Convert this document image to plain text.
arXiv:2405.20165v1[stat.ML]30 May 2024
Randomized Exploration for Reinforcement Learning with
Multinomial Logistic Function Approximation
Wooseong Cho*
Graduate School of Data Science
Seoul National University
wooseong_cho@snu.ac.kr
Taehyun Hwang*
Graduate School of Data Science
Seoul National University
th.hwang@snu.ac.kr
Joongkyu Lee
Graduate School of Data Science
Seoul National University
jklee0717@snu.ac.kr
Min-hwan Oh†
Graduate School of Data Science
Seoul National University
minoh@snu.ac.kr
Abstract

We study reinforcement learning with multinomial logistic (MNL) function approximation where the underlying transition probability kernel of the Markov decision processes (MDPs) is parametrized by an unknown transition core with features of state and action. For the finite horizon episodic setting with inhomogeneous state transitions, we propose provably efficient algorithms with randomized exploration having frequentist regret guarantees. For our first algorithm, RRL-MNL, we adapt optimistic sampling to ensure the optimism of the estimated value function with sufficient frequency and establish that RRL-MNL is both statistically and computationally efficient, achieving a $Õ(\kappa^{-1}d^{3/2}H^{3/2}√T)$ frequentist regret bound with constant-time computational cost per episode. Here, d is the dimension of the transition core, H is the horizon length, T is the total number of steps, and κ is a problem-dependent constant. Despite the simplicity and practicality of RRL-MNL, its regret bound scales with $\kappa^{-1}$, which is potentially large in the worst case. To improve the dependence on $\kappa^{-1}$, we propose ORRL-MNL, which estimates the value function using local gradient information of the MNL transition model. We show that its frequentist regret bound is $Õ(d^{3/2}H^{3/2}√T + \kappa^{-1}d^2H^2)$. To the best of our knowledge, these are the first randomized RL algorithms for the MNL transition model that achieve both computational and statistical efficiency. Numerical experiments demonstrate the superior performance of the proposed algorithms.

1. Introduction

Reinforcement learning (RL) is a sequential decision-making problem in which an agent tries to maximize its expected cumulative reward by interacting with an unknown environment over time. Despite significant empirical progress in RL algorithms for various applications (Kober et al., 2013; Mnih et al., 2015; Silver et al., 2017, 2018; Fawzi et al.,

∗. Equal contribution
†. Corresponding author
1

## [Exercise description]
Write out the full listing exactly as given.

## [Exercise output]
Convert this document image to plain text.
arXiv:2405.20165v1[stat.ML]30 May 2024
Randomized Exploration for Reinforcement Learning with
Multinomial Logistic Function Approximation
Wooseong Cho*
Graduate School of Data Science
Seoul National University
wooseong_cho@snu.ac.kr
Taehyun Hwang*
Graduate School of Data Science
Seoul National University
th.hwang@snu.ac.kr
Joongkyu Lee
Graduate School of Data Science
Seoul National University
jklee0717@snu.ac.kr
Min-hwan Oh†
Graduate School of Data Science
Seoul National University
minoh@snu.ac.kr
Abstract

We study reinforcement learning with multinomial logistic (MNL) function approximation where the underlying transition probability kernel of the Markov decision processes (MDPs) is parametrized by an unknown transition core with features of state and action. For the finite horizon episodic setting with inhomogeneous state transitions, we propose provably efficient algorithms with randomized exploration having frequentist regret guarantees. For our first algorithm, RRL-MNL, we adapt optimistic sampling to ensure the optimism of the estimated value function with sufficient frequency and establish that RRL-MNL is both statistically and computationally efficient, achieving a $Õ(\kappa^{-1}d^{3/2}H^{3/2}√T)$ frequentist regret bound with constant-time computational cost per episode. Here, d is the dimension of the transition core, H is the horizon length, T is the total number of steps, and κ is a problem-dependent constant. Despite the simplicity and practicality of RRL-MNL, its regret bound scales with $\kappa^{-1}$, which is potentially large in the worst case. To improve the dependence on $\kappa^{-1}$, we propose ORRL-MNL, which estimates the value function using local gradient information of the MNL transition model. We show that its frequentist regret bound is $Õ(d^{3/2}H^{3/2}√T + \kappa^{-1}d^2H^2)$. To the best of our knowledge, these are the first randomized RL algorithms for the MNL transition model that achieve both computational and statistical efficiency. Numerical experiments demonstrate the superior performance of the proposed algorithms.

1. Introduction

Reinforcement learning (RL) is a sequential decision-making problem in which an agent tries to maximize its expected cumulative reward by interacting with an unknown environment over time. Despite significant empirical progress in RL algorithms for various applications (Kober et al., 2013; Mnih et al., 2015; Silver et al., 2017, 2018; Fawzi et al.,

∗. Equal contribution
†. Corresponding author
1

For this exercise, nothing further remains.